** Opening Selected passage block **

A model for the orientational ordering of the plant microtubule cortical array

TL;DR

This paper develops a continuum model explaining how plant microtubule arrays become highly aligned, based on experimental observations of microtubule interactions, and analyzes the stability of ordered and disordered states.

Contribution

It introduces a novel continuum model linking microtubule interaction dynamics to orientational order in plant cells.

Findings

Identifies a control parameter governing microtubule alignment

Analytically solves for stable ordered and isotropic phases

Determines conditions for phase stability and transition

Abstract

The plant microtubule cortical array is a striking feature of all growing plant cells. It consists of a more or less homogeneously distributed array of highly aligned microtubules connected to the inner side of the plasma membrane and oriented transversely to the cell growth axis. Here we formulate a continuum model to describe the origin of orientational order in such confined arrays of dynamical microtubules. The model is based on recent experimental observations that show that a growing cortical microtubule can interact through angle dependent collisions with pre-existing microtubules that can lead either to co-alignment of the growth, retraction through catastrophe induction or crossing over the encountered microtubule. We identify a single control parameter, which is fully determined by the nucleation rate and intrinsic dynamics of individual microtubules. We solve the model analytically in the stationary isotropic phase, discuss the limits of stability of this isotropic phase, and explicitly solve for the ordered stationary states in a simplified version of the model.

** Closing Selected passage block **
** Opening Given entries block **

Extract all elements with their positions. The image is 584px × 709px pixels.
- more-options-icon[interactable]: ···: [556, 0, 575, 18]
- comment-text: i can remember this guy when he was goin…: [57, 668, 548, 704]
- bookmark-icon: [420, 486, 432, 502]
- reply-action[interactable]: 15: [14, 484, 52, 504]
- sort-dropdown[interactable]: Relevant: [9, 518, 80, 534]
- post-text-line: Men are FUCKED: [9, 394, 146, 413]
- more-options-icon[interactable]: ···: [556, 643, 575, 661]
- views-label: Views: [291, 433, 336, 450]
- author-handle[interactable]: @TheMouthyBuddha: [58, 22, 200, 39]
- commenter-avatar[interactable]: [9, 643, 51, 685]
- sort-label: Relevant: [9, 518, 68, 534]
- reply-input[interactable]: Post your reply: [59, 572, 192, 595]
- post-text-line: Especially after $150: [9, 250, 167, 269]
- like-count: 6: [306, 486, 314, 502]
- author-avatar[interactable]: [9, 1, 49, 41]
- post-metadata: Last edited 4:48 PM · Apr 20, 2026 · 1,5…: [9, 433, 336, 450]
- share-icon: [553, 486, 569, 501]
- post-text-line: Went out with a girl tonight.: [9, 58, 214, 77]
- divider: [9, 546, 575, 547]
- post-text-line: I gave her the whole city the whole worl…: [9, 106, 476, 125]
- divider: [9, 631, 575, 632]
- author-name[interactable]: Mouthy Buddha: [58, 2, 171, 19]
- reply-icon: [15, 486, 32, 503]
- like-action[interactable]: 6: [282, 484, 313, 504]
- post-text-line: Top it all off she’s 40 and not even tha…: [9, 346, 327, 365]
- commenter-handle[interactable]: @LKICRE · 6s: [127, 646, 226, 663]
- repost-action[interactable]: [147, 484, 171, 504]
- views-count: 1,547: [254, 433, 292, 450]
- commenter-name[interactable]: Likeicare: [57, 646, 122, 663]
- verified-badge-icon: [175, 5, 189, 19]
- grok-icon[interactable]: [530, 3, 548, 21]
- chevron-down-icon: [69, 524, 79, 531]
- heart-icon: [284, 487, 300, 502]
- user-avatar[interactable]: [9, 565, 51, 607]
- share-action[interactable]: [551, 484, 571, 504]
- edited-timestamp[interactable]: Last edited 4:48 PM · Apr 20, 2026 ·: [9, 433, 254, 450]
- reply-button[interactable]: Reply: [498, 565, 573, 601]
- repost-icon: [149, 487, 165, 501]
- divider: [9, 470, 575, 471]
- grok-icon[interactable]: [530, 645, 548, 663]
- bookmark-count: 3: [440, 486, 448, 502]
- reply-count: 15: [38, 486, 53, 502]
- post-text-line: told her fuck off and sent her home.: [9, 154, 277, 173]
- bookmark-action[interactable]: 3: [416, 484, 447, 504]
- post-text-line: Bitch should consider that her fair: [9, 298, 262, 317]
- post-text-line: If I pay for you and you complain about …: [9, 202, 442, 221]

** Closing Given entries block **

● Assigned task
According to the abstract on plant microtubule arrays, what fully determines the single control parameter the model identifies? Nothing in the records is needed for this work.

● Output of the task
The nucleation rate and the intrinsic dynamics of individual microtubules.